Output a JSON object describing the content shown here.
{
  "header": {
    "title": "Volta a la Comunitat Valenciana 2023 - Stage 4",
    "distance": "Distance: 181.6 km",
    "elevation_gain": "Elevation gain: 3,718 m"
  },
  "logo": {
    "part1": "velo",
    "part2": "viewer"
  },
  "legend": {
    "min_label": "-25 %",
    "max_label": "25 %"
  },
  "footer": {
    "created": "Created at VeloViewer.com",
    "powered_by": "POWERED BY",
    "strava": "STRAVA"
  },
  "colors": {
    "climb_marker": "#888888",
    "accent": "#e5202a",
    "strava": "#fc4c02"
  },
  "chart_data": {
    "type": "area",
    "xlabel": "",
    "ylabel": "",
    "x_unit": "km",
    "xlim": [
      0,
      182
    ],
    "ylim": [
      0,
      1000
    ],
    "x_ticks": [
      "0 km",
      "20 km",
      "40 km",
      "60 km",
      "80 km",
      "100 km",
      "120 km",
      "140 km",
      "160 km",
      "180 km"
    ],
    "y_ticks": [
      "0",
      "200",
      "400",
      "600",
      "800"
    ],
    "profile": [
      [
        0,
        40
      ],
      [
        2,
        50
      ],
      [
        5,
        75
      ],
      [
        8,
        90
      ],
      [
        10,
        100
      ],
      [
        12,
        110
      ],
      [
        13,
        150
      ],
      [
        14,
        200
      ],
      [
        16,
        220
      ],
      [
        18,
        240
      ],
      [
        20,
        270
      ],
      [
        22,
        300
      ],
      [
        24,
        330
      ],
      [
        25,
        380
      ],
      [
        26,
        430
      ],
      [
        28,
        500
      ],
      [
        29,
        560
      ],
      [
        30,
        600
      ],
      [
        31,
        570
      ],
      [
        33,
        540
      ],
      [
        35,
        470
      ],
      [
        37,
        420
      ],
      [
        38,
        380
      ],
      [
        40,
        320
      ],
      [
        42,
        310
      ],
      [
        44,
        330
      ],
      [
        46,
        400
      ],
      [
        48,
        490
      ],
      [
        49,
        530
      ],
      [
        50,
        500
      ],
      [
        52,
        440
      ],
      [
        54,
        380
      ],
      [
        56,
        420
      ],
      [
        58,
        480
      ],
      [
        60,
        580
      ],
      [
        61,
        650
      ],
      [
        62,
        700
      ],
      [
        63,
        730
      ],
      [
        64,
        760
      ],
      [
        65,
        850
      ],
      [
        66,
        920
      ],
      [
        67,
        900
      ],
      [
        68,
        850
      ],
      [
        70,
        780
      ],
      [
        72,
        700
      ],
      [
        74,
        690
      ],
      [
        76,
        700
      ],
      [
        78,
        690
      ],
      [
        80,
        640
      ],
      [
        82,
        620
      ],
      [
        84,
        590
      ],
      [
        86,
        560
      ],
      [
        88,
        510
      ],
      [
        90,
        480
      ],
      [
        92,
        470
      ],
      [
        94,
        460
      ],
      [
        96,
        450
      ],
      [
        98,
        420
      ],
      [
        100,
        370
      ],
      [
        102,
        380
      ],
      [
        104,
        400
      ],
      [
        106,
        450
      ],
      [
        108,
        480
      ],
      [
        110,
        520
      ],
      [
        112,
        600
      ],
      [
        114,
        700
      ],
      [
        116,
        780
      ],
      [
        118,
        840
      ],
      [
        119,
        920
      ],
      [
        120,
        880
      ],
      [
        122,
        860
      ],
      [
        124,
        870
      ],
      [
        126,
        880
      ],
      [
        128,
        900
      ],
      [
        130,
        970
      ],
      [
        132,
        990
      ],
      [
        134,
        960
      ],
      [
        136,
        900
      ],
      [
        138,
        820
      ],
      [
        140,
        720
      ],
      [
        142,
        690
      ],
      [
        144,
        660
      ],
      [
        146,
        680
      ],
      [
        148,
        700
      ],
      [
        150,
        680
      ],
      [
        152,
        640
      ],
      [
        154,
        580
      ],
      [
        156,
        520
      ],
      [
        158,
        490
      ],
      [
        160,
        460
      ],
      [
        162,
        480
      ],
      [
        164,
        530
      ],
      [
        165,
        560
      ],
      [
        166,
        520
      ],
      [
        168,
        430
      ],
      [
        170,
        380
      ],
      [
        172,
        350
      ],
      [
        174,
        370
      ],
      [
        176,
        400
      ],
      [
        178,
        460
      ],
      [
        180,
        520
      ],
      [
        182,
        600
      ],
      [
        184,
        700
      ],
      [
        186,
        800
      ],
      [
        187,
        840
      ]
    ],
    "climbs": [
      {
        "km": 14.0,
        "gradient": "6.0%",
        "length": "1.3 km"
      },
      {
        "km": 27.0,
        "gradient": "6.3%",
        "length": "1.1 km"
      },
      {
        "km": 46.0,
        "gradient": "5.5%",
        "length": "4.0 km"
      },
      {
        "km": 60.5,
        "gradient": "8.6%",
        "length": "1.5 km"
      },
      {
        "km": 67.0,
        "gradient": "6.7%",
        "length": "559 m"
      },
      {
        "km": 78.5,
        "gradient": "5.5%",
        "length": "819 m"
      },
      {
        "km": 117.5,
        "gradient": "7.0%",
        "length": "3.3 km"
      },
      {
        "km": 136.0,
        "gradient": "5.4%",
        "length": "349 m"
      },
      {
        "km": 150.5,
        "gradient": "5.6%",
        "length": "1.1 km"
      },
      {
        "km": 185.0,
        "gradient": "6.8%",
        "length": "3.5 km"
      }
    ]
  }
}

━━━━━━━━━━━━━━━━━━━━

Exercise prompt - Some lines of the data above may hold the word "gradient"; report how many do, and nothing else.

Task output - 10